*Exercise*. What number of lines contain the word "this"? Reply with the number and nothing else.

[Entries from a dataset]
::::::::

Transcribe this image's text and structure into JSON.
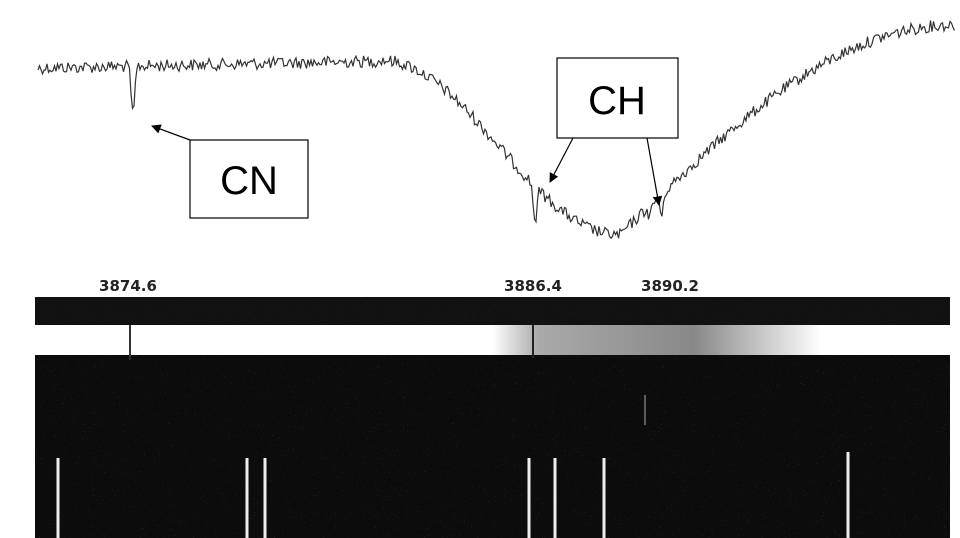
{
  "annotations": {
    "cn": "CN",
    "ch": "CH"
  },
  "wavelengths": [
    "3874.6",
    "3886.4",
    "3890.2"
  ]
}
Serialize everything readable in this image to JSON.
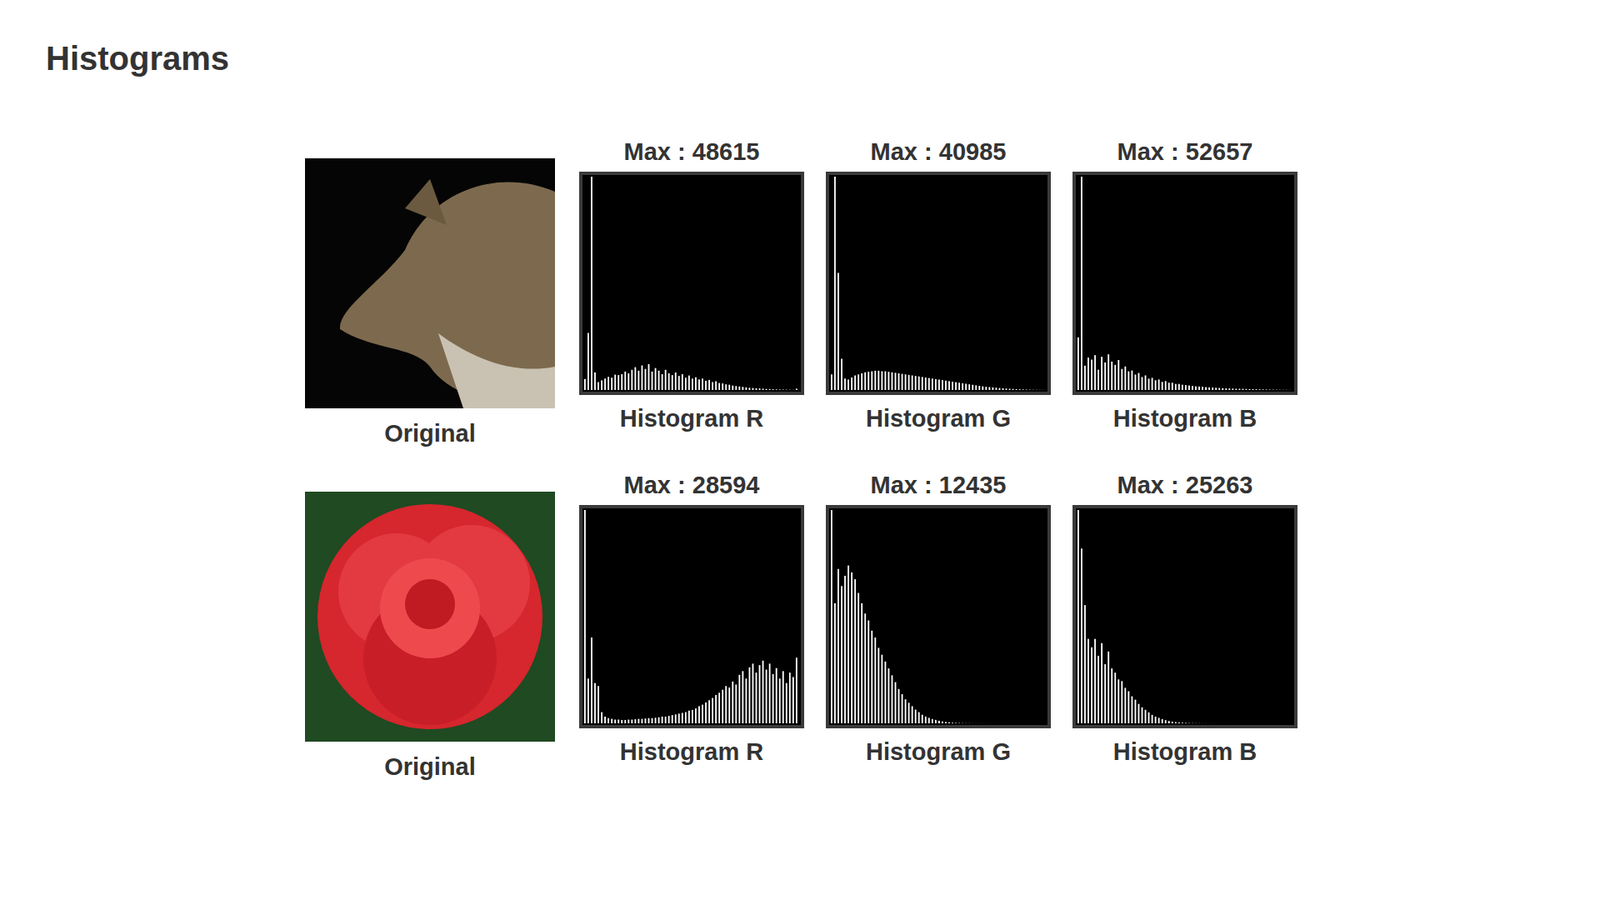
{
  "title": "Histograms",
  "captions": [
    "Original",
    "Original"
  ],
  "chart_data": [
    {
      "type": "histogram",
      "title": "Max : 48615",
      "xlabel": "Histogram R",
      "color": "#ffffff",
      "tick_labels": false,
      "xlim": [
        0,
        256
      ],
      "ylim": [
        0,
        48615
      ],
      "bins": [
        0,
        4,
        8,
        12,
        16,
        20,
        24,
        28,
        32,
        36,
        40,
        44,
        48,
        52,
        56,
        60,
        64,
        68,
        72,
        76,
        80,
        84,
        88,
        92,
        96,
        100,
        104,
        108,
        112,
        116,
        120,
        124,
        128,
        132,
        136,
        140,
        144,
        148,
        152,
        156,
        160,
        164,
        168,
        172,
        176,
        180,
        184,
        188,
        192,
        196,
        200,
        204,
        208,
        212,
        216,
        220,
        224,
        228,
        232,
        236,
        240,
        244,
        248,
        252,
        256
      ],
      "counts": [
        2500,
        13000,
        48615,
        4000,
        1800,
        2200,
        2600,
        3000,
        2800,
        3500,
        3400,
        3600,
        4200,
        3800,
        4600,
        5200,
        4400,
        5600,
        4800,
        5900,
        4200,
        5000,
        4400,
        3600,
        4600,
        3800,
        3400,
        4000,
        3200,
        3600,
        2800,
        3300,
        2600,
        2900,
        2400,
        2600,
        2100,
        2300,
        1800,
        2000,
        1600,
        1500,
        1300,
        1200,
        1000,
        900,
        800,
        700,
        600,
        500,
        450,
        400,
        350,
        300,
        250,
        220,
        180,
        150,
        120,
        100,
        80,
        60,
        40,
        300
      ]
    },
    {
      "type": "histogram",
      "title": "Max : 40985",
      "xlabel": "Histogram G",
      "color": "#ffffff",
      "tick_labels": false,
      "xlim": [
        0,
        256
      ],
      "ylim": [
        0,
        40985
      ],
      "bins": [
        0,
        4,
        8,
        12,
        16,
        20,
        24,
        28,
        32,
        36,
        40,
        44,
        48,
        52,
        56,
        60,
        64,
        68,
        72,
        76,
        80,
        84,
        88,
        92,
        96,
        100,
        104,
        108,
        112,
        116,
        120,
        124,
        128,
        132,
        136,
        140,
        144,
        148,
        152,
        156,
        160,
        164,
        168,
        172,
        176,
        180,
        184,
        188,
        192,
        196,
        200,
        204,
        208,
        212,
        216,
        220,
        224,
        228,
        232,
        236,
        240,
        244,
        248,
        252,
        256
      ],
      "counts": [
        3000,
        40985,
        22500,
        6000,
        2200,
        2000,
        2400,
        2800,
        3000,
        3200,
        3400,
        3500,
        3600,
        3700,
        3700,
        3600,
        3600,
        3500,
        3400,
        3300,
        3200,
        3100,
        3000,
        2900,
        2800,
        2700,
        2600,
        2500,
        2400,
        2300,
        2200,
        2100,
        2000,
        1900,
        1800,
        1700,
        1600,
        1500,
        1400,
        1300,
        1200,
        1100,
        1000,
        900,
        800,
        700,
        620,
        560,
        500,
        440,
        380,
        330,
        280,
        240,
        200,
        170,
        140,
        110,
        90,
        70,
        50,
        40,
        30,
        20
      ]
    },
    {
      "type": "histogram",
      "title": "Max : 52657",
      "xlabel": "Histogram B",
      "color": "#ffffff",
      "tick_labels": false,
      "xlim": [
        0,
        256
      ],
      "ylim": [
        0,
        52657
      ],
      "bins": [
        0,
        4,
        8,
        12,
        16,
        20,
        24,
        28,
        32,
        36,
        40,
        44,
        48,
        52,
        56,
        60,
        64,
        68,
        72,
        76,
        80,
        84,
        88,
        92,
        96,
        100,
        104,
        108,
        112,
        116,
        120,
        124,
        128,
        132,
        136,
        140,
        144,
        148,
        152,
        156,
        160,
        164,
        168,
        172,
        176,
        180,
        184,
        188,
        192,
        196,
        200,
        204,
        208,
        212,
        216,
        220,
        224,
        228,
        232,
        236,
        240,
        244,
        248,
        252,
        256
      ],
      "counts": [
        13000,
        52657,
        6000,
        8000,
        7500,
        8600,
        5000,
        8200,
        6800,
        8800,
        7000,
        6200,
        7400,
        5200,
        5800,
        4600,
        4800,
        3800,
        4200,
        3200,
        3600,
        2800,
        3000,
        2400,
        2600,
        2000,
        2200,
        1800,
        1800,
        1500,
        1500,
        1300,
        1200,
        1100,
        1000,
        900,
        850,
        800,
        700,
        650,
        600,
        550,
        500,
        450,
        400,
        380,
        350,
        320,
        300,
        280,
        250,
        230,
        210,
        190,
        170,
        150,
        130,
        110,
        90,
        80,
        60,
        50,
        40,
        30
      ]
    },
    {
      "type": "histogram",
      "title": "Max : 28594",
      "xlabel": "Histogram R",
      "color": "#ffffff",
      "tick_labels": false,
      "xlim": [
        0,
        256
      ],
      "ylim": [
        0,
        28594
      ],
      "bins": [
        0,
        4,
        8,
        12,
        16,
        20,
        24,
        28,
        32,
        36,
        40,
        44,
        48,
        52,
        56,
        60,
        64,
        68,
        72,
        76,
        80,
        84,
        88,
        92,
        96,
        100,
        104,
        108,
        112,
        116,
        120,
        124,
        128,
        132,
        136,
        140,
        144,
        148,
        152,
        156,
        160,
        164,
        168,
        172,
        176,
        180,
        184,
        188,
        192,
        196,
        200,
        204,
        208,
        212,
        216,
        220,
        224,
        228,
        232,
        236,
        240,
        244,
        248,
        252,
        256
      ],
      "counts": [
        28594,
        6000,
        11500,
        5400,
        5000,
        1500,
        900,
        700,
        600,
        500,
        500,
        450,
        450,
        500,
        500,
        550,
        600,
        600,
        650,
        700,
        700,
        750,
        800,
        900,
        900,
        1000,
        1100,
        1200,
        1300,
        1400,
        1500,
        1700,
        1800,
        2000,
        2300,
        2500,
        2800,
        3100,
        3400,
        3800,
        4100,
        4500,
        5000,
        4800,
        5600,
        5200,
        6500,
        7000,
        6000,
        7500,
        8000,
        6800,
        7800,
        8400,
        7200,
        8000,
        6600,
        7400,
        6000,
        7000,
        5400,
        6800,
        6200,
        8800
      ]
    },
    {
      "type": "histogram",
      "title": "Max : 12435",
      "xlabel": "Histogram G",
      "color": "#ffffff",
      "tick_labels": false,
      "xlim": [
        0,
        256
      ],
      "ylim": [
        0,
        12435
      ],
      "bins": [
        0,
        4,
        8,
        12,
        16,
        20,
        24,
        28,
        32,
        36,
        40,
        44,
        48,
        52,
        56,
        60,
        64,
        68,
        72,
        76,
        80,
        84,
        88,
        92,
        96,
        100,
        104,
        108,
        112,
        116,
        120,
        124,
        128,
        132,
        136,
        140,
        144,
        148,
        152,
        156,
        160,
        164,
        168,
        172,
        176,
        180,
        184,
        188,
        192,
        196,
        200,
        204,
        208,
        212,
        216,
        220,
        224,
        228,
        232,
        236,
        240,
        244,
        248,
        252,
        256
      ],
      "counts": [
        12435,
        7000,
        9000,
        8000,
        8600,
        9200,
        8800,
        8400,
        7600,
        7000,
        6400,
        6000,
        5400,
        5000,
        4400,
        4000,
        3600,
        3200,
        2800,
        2400,
        2000,
        1700,
        1400,
        1200,
        1000,
        800,
        650,
        500,
        400,
        320,
        250,
        200,
        150,
        110,
        80,
        60,
        40,
        30,
        20,
        15,
        10,
        8,
        6,
        5,
        4,
        3,
        2,
        2,
        1,
        1,
        1,
        1,
        0,
        0,
        0,
        0,
        0,
        0,
        0,
        0,
        0,
        0,
        0,
        0
      ]
    },
    {
      "type": "histogram",
      "title": "Max : 25263",
      "xlabel": "Histogram B",
      "color": "#ffffff",
      "tick_labels": false,
      "xlim": [
        0,
        256
      ],
      "ylim": [
        0,
        25263
      ],
      "bins": [
        0,
        4,
        8,
        12,
        16,
        20,
        24,
        28,
        32,
        36,
        40,
        44,
        48,
        52,
        56,
        60,
        64,
        68,
        72,
        76,
        80,
        84,
        88,
        92,
        96,
        100,
        104,
        108,
        112,
        116,
        120,
        124,
        128,
        132,
        136,
        140,
        144,
        148,
        152,
        156,
        160,
        164,
        168,
        172,
        176,
        180,
        184,
        188,
        192,
        196,
        200,
        204,
        208,
        212,
        216,
        220,
        224,
        228,
        232,
        236,
        240,
        244,
        248,
        252,
        256
      ],
      "counts": [
        25263,
        20700,
        14000,
        10000,
        9000,
        10000,
        8000,
        9500,
        7000,
        8500,
        6500,
        6000,
        5200,
        5000,
        4200,
        3800,
        3200,
        2800,
        2300,
        1900,
        1600,
        1300,
        1000,
        800,
        650,
        500,
        380,
        280,
        200,
        150,
        110,
        80,
        60,
        40,
        30,
        20,
        15,
        10,
        8,
        5,
        4,
        3,
        2,
        1,
        1,
        1,
        0,
        0,
        0,
        0,
        0,
        0,
        0,
        0,
        0,
        0,
        0,
        0,
        0,
        0,
        0,
        0,
        0,
        0
      ]
    }
  ]
}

::::::::

*Complete answer*. 2